** Given exercise **
Format everything in the material below, from the line containing "452, 146, 474]" down to the line containing "322, 673, 332]", as a Markdown table with the columns "No." and "Entry". Number the lines in order under "No.", put each line's text under "Entry", and leave out any blank lines.

** Exercise material **
· · · · ·
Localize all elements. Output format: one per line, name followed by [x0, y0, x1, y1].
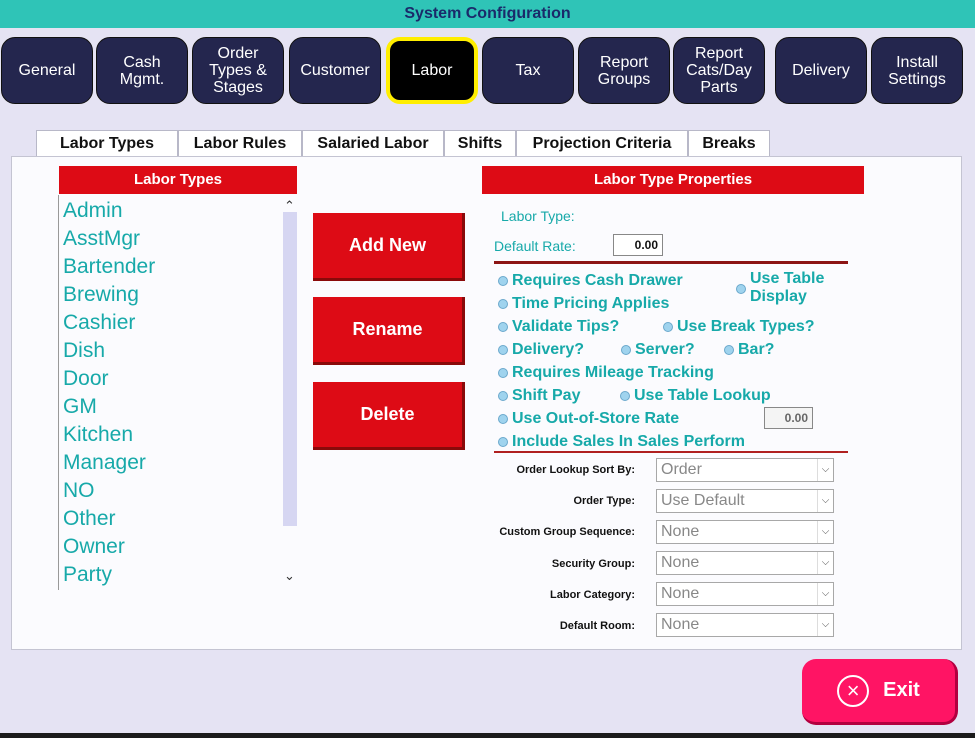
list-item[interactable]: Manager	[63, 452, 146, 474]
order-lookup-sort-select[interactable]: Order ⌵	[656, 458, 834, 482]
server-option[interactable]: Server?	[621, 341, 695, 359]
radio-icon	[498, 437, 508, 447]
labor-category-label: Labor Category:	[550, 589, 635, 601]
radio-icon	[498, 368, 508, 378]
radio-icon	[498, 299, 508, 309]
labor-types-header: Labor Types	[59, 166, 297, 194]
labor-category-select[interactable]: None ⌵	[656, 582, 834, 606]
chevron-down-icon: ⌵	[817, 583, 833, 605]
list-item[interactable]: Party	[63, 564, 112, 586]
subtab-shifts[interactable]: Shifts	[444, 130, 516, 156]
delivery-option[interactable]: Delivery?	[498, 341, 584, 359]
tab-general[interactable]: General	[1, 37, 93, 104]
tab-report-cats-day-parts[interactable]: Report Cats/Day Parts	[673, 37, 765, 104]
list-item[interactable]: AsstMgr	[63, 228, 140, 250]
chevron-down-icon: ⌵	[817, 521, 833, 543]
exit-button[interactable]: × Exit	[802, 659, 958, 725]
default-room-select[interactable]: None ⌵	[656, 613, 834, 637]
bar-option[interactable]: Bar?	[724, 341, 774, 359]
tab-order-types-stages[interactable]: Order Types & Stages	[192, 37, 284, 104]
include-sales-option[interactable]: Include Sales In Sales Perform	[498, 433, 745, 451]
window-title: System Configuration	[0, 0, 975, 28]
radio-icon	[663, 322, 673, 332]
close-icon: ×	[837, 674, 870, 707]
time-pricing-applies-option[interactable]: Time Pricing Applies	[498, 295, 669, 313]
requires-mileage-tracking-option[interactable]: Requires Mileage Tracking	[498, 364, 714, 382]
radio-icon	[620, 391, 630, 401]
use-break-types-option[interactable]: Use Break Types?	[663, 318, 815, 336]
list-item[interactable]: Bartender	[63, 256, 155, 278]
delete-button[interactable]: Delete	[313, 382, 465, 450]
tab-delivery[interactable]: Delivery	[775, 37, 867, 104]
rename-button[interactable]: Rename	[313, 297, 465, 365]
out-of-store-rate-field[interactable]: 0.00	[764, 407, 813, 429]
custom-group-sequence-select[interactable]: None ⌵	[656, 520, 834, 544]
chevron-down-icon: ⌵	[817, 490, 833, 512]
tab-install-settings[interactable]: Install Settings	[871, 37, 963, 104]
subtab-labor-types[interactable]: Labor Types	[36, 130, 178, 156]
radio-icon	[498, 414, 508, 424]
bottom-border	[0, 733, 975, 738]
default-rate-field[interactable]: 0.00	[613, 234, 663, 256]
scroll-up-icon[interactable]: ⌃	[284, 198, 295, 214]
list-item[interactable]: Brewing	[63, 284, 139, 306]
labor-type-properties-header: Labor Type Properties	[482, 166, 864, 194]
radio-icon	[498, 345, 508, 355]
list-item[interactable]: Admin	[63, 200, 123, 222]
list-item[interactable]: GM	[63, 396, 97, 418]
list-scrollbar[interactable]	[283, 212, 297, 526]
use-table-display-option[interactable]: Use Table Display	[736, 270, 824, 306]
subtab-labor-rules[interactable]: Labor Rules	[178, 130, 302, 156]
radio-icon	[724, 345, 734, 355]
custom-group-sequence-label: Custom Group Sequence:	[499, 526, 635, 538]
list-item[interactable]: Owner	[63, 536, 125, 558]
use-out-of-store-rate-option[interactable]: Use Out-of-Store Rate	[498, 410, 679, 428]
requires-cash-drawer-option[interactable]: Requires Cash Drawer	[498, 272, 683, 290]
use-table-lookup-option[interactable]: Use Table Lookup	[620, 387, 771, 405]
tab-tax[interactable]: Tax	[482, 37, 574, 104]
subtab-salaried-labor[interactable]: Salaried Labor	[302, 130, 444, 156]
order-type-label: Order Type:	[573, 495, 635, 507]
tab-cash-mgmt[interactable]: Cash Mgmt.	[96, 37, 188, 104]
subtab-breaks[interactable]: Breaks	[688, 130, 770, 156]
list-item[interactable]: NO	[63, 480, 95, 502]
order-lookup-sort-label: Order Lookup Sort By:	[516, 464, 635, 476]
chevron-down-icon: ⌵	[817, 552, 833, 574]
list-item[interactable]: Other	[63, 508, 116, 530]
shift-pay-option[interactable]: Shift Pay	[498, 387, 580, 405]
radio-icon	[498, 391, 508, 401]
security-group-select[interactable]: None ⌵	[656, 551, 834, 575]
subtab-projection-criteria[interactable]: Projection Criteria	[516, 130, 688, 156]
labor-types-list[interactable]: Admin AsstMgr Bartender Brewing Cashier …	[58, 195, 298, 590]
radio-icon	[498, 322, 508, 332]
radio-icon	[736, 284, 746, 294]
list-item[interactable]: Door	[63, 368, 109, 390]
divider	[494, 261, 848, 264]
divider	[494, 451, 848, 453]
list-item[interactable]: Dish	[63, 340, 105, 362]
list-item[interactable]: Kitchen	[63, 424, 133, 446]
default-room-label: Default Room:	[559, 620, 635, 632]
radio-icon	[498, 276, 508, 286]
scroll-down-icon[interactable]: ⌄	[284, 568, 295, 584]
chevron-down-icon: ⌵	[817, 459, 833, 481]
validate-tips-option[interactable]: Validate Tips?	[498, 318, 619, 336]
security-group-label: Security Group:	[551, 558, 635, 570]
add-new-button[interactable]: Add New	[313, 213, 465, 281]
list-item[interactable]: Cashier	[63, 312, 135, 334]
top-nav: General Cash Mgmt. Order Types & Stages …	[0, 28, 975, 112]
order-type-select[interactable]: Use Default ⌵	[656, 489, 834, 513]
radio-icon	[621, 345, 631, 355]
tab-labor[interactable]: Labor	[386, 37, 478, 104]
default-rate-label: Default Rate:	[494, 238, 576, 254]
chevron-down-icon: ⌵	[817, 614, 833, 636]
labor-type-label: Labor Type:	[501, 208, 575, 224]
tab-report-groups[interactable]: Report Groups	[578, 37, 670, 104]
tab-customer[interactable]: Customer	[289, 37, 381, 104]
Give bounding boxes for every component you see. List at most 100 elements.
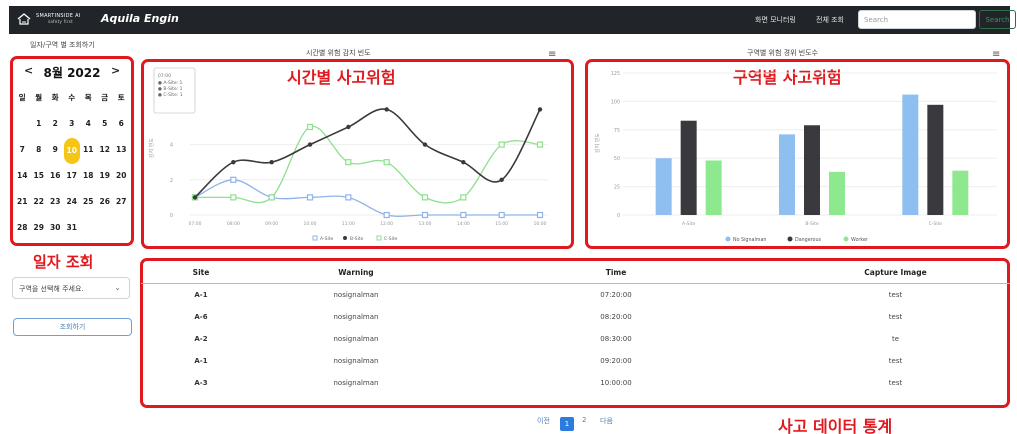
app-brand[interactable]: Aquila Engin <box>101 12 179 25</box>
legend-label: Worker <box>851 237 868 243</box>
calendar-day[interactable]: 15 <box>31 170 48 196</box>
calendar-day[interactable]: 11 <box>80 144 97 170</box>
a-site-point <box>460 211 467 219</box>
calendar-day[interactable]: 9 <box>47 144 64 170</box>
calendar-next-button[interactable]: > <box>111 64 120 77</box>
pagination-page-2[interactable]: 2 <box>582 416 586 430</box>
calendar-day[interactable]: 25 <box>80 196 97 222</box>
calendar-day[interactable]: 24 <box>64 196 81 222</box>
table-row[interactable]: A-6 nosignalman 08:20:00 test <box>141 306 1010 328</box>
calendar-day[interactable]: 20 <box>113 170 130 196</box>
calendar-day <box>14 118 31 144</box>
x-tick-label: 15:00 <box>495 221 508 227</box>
· · · · ·
** Response below **
| No. | Entry |
|---|---|
| 1 | list-item[interactable]: Manager	[63, 452, 146, 474] |
| 2 | order-lookup-sort-select[interactable]: Order ⌵	[656, 458, 834, 482] |
| 3 | server-option[interactable]: Server?	[621, 341, 695, 359] |
| 4 | radio-icon	[498, 437, 508, 447] |
| 5 | labor-category-label: Labor Category:	[550, 589, 635, 601] |
| 6 | radio-icon	[498, 368, 508, 378] |
| 7 | radio-icon	[498, 299, 508, 309] |
| 8 | labor-types-header: Labor Types	[59, 166, 297, 194] |
| 9 | labor-category-select[interactable]: None ⌵	[656, 582, 834, 606] |
| 10 | chevron-down-icon: ⌵	[817, 583, 833, 605] |
| 11 | list-item[interactable]: Party	[63, 564, 112, 586] |
| 12 | subtab-shifts[interactable]: Shifts	[444, 130, 516, 156] |
| 13 | delivery-option[interactable]: Delivery?	[498, 341, 584, 359] |
| 14 | tab-general[interactable]: General	[1, 37, 93, 104] |
| 15 | tab-report-cats-day-parts[interactable]: Report Cats/Day Parts	[673, 37, 765, 104] |
| 16 | list-item[interactable]: AsstMgr	[63, 228, 140, 250] |
| 17 | chevron-down-icon: ⌵	[817, 521, 833, 543] |
| 18 | exit-button[interactable]: × Exit	[802, 659, 958, 725] |
| 19 | default-room-select[interactable]: None ⌵	[656, 613, 834, 637] |
| 20 | bar-option[interactable]: Bar?	[724, 341, 774, 359] |
| 21 | tab-order-types-stages[interactable]: Order Types & Stages	[192, 37, 284, 104] |
| 22 | include-sales-option[interactable]: Include Sales In Sales Perform	[498, 433, 745, 451] |
| 23 | window-title: System Configuration	[0, 0, 975, 28] |
| 24 | radio-icon	[663, 322, 673, 332] |